(Set exercise)
Retype exactly the line holding "Decode this chart: output" and each line that follows, down to the last one. Exclude pictures.

BEGIN

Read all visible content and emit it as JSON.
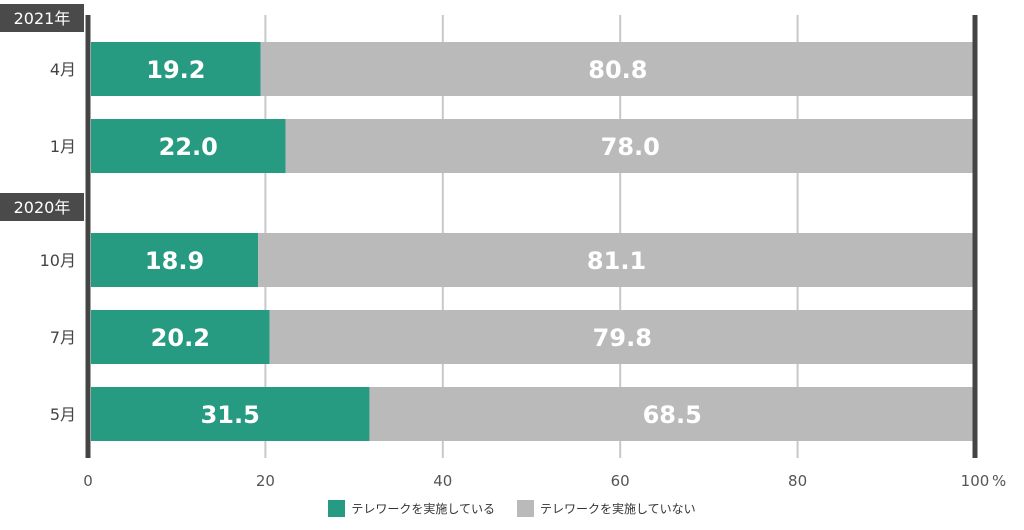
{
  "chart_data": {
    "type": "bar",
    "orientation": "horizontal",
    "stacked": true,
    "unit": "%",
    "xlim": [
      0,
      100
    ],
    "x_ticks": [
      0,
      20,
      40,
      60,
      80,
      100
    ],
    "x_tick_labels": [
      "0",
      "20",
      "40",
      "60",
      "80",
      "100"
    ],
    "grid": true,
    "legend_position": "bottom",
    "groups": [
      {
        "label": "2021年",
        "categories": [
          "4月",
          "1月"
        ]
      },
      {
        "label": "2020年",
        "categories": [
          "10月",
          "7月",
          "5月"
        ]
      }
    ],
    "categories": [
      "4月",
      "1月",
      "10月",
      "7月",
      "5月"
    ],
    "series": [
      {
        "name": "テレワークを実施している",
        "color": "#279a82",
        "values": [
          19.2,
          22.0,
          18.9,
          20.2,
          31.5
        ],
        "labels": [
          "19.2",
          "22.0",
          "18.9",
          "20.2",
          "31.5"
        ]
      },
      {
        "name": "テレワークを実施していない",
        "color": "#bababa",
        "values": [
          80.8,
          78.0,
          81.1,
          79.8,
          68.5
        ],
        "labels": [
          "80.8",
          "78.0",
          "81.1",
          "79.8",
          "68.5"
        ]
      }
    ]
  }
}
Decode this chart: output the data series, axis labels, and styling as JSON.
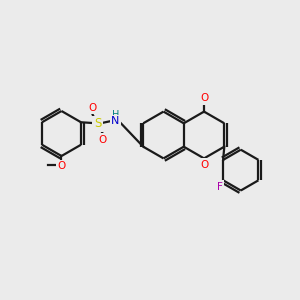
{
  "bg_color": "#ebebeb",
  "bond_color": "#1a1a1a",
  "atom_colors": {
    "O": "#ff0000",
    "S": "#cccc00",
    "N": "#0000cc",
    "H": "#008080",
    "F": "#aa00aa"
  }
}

END

(The result)
Decode this chart: output the data series, axis labels, and styling as JSON.
{
  "bg_color": "#ebebeb",
  "bond_color": "#1a1a1a",
  "atom_colors": {
    "O": "#ff0000",
    "S": "#cccc00",
    "N": "#0000cc",
    "H": "#008080",
    "F": "#aa00aa"
  }
}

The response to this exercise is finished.